## OBJECTIVE
Repeat the data that follows, word for word, without the images.

## RECORDS PROVIDED

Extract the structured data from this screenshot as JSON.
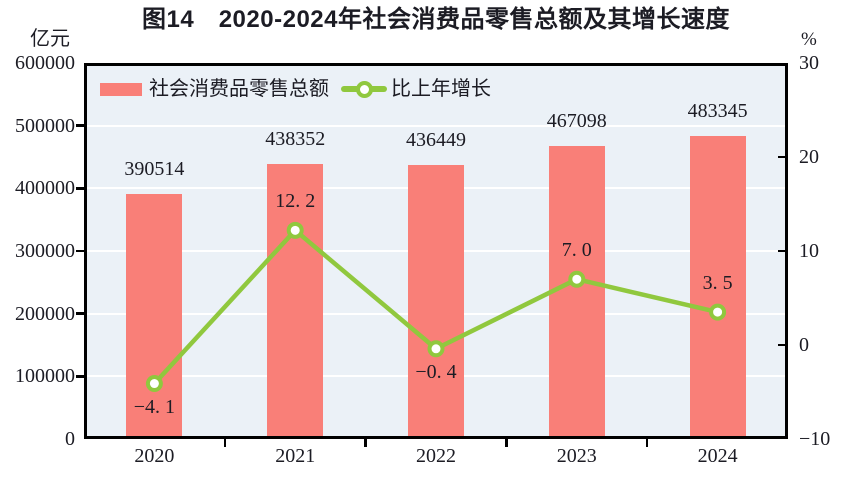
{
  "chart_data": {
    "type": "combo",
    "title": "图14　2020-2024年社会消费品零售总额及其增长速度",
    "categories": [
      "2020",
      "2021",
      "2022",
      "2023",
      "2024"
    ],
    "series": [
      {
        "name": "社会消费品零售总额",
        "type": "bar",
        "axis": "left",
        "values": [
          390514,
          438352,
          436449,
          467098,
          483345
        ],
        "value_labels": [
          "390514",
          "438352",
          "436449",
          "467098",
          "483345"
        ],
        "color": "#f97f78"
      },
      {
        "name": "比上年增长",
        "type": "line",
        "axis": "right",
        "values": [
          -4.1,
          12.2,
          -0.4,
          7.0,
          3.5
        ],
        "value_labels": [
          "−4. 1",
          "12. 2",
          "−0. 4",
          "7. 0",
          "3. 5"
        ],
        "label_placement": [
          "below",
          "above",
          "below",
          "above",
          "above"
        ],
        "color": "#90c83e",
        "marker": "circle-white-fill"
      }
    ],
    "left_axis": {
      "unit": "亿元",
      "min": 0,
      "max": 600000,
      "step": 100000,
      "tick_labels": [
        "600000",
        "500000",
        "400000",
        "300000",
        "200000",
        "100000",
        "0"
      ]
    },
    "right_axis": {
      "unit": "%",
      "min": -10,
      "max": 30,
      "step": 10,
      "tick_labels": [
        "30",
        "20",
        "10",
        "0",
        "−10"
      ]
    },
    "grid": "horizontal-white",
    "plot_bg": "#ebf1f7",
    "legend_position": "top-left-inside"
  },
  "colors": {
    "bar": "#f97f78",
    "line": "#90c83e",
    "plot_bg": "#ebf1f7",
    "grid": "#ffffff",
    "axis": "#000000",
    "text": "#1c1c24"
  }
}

## SOLUTION TO THE PROBLEM
Extract the structured data from this screenshot as JSON.
{
  "chart_data": {
    "type": "combo",
    "title": "图14　2020-2024年社会消费品零售总额及其增长速度",
    "categories": [
      "2020",
      "2021",
      "2022",
      "2023",
      "2024"
    ],
    "series": [
      {
        "name": "社会消费品零售总额",
        "type": "bar",
        "axis": "left",
        "values": [
          390514,
          438352,
          436449,
          467098,
          483345
        ],
        "value_labels": [
          "390514",
          "438352",
          "436449",
          "467098",
          "483345"
        ],
        "color": "#f97f78"
      },
      {
        "name": "比上年增长",
        "type": "line",
        "axis": "right",
        "values": [
          -4.1,
          12.2,
          -0.4,
          7.0,
          3.5
        ],
        "value_labels": [
          "−4. 1",
          "12. 2",
          "−0. 4",
          "7. 0",
          "3. 5"
        ],
        "label_placement": [
          "below",
          "above",
          "below",
          "above",
          "above"
        ],
        "color": "#90c83e",
        "marker": "circle-white-fill"
      }
    ],
    "left_axis": {
      "unit": "亿元",
      "min": 0,
      "max": 600000,
      "step": 100000,
      "tick_labels": [
        "600000",
        "500000",
        "400000",
        "300000",
        "200000",
        "100000",
        "0"
      ]
    },
    "right_axis": {
      "unit": "%",
      "min": -10,
      "max": 30,
      "step": 10,
      "tick_labels": [
        "30",
        "20",
        "10",
        "0",
        "−10"
      ]
    },
    "grid": "horizontal-white",
    "plot_bg": "#ebf1f7",
    "legend_position": "top-left-inside"
  },
  "colors": {
    "bar": "#f97f78",
    "line": "#90c83e",
    "plot_bg": "#ebf1f7",
    "grid": "#ffffff",
    "axis": "#000000",
    "text": "#1c1c24"
  }
}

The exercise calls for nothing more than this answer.